ITEMS —
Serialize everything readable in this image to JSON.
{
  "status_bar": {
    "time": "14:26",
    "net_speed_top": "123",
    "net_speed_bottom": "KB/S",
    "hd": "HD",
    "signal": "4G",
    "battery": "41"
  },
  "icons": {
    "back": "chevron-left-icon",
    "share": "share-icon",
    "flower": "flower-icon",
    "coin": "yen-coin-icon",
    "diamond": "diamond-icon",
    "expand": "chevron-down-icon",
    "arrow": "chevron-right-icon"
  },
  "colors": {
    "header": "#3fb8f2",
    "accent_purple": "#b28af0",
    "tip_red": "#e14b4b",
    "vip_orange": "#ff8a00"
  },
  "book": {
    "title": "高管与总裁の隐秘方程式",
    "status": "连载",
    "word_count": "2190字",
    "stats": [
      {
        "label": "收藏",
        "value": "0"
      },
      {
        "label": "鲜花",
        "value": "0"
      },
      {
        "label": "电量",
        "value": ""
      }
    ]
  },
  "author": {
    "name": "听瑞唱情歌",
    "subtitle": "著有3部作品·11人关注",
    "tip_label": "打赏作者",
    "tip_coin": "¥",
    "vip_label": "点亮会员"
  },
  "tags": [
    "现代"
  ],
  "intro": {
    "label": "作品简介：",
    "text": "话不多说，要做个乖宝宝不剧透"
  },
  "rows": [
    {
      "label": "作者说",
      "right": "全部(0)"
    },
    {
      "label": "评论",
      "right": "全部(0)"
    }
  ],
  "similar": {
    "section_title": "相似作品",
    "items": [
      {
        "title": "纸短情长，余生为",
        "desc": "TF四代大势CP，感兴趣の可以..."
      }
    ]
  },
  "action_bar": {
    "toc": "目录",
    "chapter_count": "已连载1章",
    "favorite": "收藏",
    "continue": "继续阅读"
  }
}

DIRECTIONS — Retype the material in full, character for character.

COMPLETE OUTPUT —
Serialize everything readable in this image to JSON.
{
  "status_bar": {
    "time": "14:26",
    "net_speed_top": "123",
    "net_speed_bottom": "KB/S",
    "hd": "HD",
    "signal": "4G",
    "battery": "41"
  },
  "icons": {
    "back": "chevron-left-icon",
    "share": "share-icon",
    "flower": "flower-icon",
    "coin": "yen-coin-icon",
    "diamond": "diamond-icon",
    "expand": "chevron-down-icon",
    "arrow": "chevron-right-icon"
  },
  "colors": {
    "header": "#3fb8f2",
    "accent_purple": "#b28af0",
    "tip_red": "#e14b4b",
    "vip_orange": "#ff8a00"
  },
  "book": {
    "title": "高管与总裁の隐秘方程式",
    "status": "连载",
    "word_count": "2190字",
    "stats": [
      {
        "label": "收藏",
        "value": "0"
      },
      {
        "label": "鲜花",
        "value": "0"
      },
      {
        "label": "电量",
        "value": ""
      }
    ]
  },
  "author": {
    "name": "听瑞唱情歌",
    "subtitle": "著有3部作品·11人关注",
    "tip_label": "打赏作者",
    "tip_coin": "¥",
    "vip_label": "点亮会员"
  },
  "tags": [
    "现代"
  ],
  "intro": {
    "label": "作品简介：",
    "text": "话不多说，要做个乖宝宝不剧透"
  },
  "rows": [
    {
      "label": "作者说",
      "right": "全部(0)"
    },
    {
      "label": "评论",
      "right": "全部(0)"
    }
  ],
  "similar": {
    "section_title": "相似作品",
    "items": [
      {
        "title": "纸短情长，余生为",
        "desc": "TF四代大势CP，感兴趣の可以..."
      }
    ]
  },
  "action_bar": {
    "toc": "目录",
    "chapter_count": "已连载1章",
    "favorite": "收藏",
    "continue": "继续阅读"
  }
}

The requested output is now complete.